## DATASET ENTRIES

* * * * *

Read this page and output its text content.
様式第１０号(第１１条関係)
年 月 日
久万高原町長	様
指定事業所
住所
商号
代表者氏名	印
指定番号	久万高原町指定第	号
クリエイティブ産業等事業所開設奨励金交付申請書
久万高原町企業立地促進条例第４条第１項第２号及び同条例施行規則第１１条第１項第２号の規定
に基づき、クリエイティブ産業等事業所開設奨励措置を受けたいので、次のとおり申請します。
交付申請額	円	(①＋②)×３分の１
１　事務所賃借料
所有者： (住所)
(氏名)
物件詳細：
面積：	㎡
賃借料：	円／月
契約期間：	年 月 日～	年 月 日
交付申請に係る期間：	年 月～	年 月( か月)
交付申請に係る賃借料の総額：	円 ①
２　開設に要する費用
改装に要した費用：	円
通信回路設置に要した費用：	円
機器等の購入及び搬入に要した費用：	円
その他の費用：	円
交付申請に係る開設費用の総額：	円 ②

* * * * *

## DO THIS
Please quote the data above in full, with no line missing.

## FINISHED ANSWER
Read this page and output its text content.
様式第１０号(第１１条関係)
年 月 日
久万高原町長	様
指定事業所
住所
商号
代表者氏名	印
指定番号	久万高原町指定第	号
クリエイティブ産業等事業所開設奨励金交付申請書
久万高原町企業立地促進条例第４条第１項第２号及び同条例施行規則第１１条第１項第２号の規定
に基づき、クリエイティブ産業等事業所開設奨励措置を受けたいので、次のとおり申請します。
交付申請額	円	(①＋②)×３分の１
１　事務所賃借料
所有者： (住所)
(氏名)
物件詳細：
面積：	㎡
賃借料：	円／月
契約期間：	年 月 日～	年 月 日
交付申請に係る期間：	年 月～	年 月( か月)
交付申請に係る賃借料の総額：	円 ①
２　開設に要する費用
改装に要した費用：	円
通信回路設置に要した費用：	円
機器等の購入及び搬入に要した費用：	円
その他の費用：	円
交付申請に係る開設費用の総額：	円 ②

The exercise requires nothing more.